PASSAGE TO READ:
◇ ◇ ◇ ◇

# Theodre Rosevelt Hunt ??



## mayor (Dec 30, 2006)

Has anybody else that put there name in heard anything about getting or not getting drawn for the hunt? I havent heard a thing.


----------



## HUNTNFISHND (Mar 16, 2004)

First of all, stop calling it a hunt. It's a culling operation, there is no hunting involved.

Secondly, I believe people who were selected have recieved an email or have been contacted. I would assume if you haven't heard anything, then your name wasn't selected.


----------



## rufusleeking (Feb 22, 2007)

When I put my name in for this *hunt*, the auto-response email said, "You can expect to receive another e-mail notification after the selection process has been completed (tentatively planned for late August)." To me, that means we'll hear whether we're selected or not.

I've heard rumors of people getting selected. But I've not personally received anything from NPS.


----------



## oldfireguy (Jun 23, 2005)

Successful applicants have been notified.
There were 5269 people who applied. Many were available for multiple weeks resulting in over 29,000 "applications".
Of the 5269 people, 240 were selected and notified.

I was not among the selected.

Good luck to those who were.


----------



## liljoe (Jan 25, 2008)

Is there anyone on this forum that has went on this exercise in the past? I would be appreciative of being able to talk to them. Thanks in advance.


----------



## oldfireguy (Jun 23, 2005)

Another year, another opportunity.....this time I got the "congratulations" letter. Will be participating the 7th-11th. Getting ready by walking 5 miles/day, loading and shooting.


----------



## Dick Monson (Aug 12, 2002)

liljoe said:


> Is there anyone on this forum that has went on this exercise in the past? I would be appreciative of being able to talk to them. Thanks in advance.


pm sent.


----------

◇ ◇ ◇ ◇

REQUIREMENT: Write out, word for word, the stretch of the forum thread from "When I put my" through "selected and notified.". The material that comes next stands apart from the forum thread.

COLLECTED MATERIAL:
◇ ◇ ◇ ◇

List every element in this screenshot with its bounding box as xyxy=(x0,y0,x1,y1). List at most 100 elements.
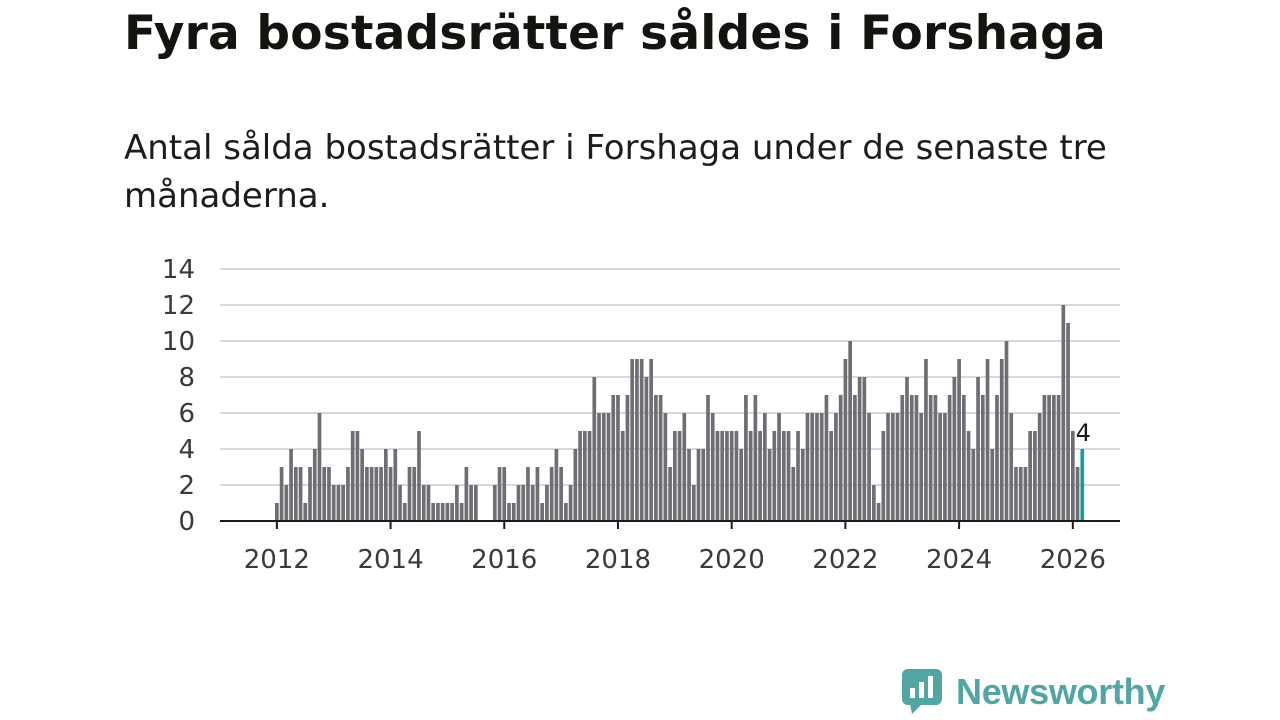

◇ ◇ ◇ ◇

RESPONSE TO THE TASK:
When I put my name in for this *hunt*, the auto-response email said, "You can expect to receive another e-mail notification after the selection process has been completed (tentatively planned for late August)." To me, that means we'll hear whether we're selected or not.

I've heard rumors of people getting selected. But I've not personally received anything from NPS.


----------



## oldfireguy (Jun 23, 2005)

Successful applicants have been notified.
There were 5269 people who applied. Many were available for multiple weeks resulting in over 29,000 "applications".
Of the 5269 people, 240 were selected and notified.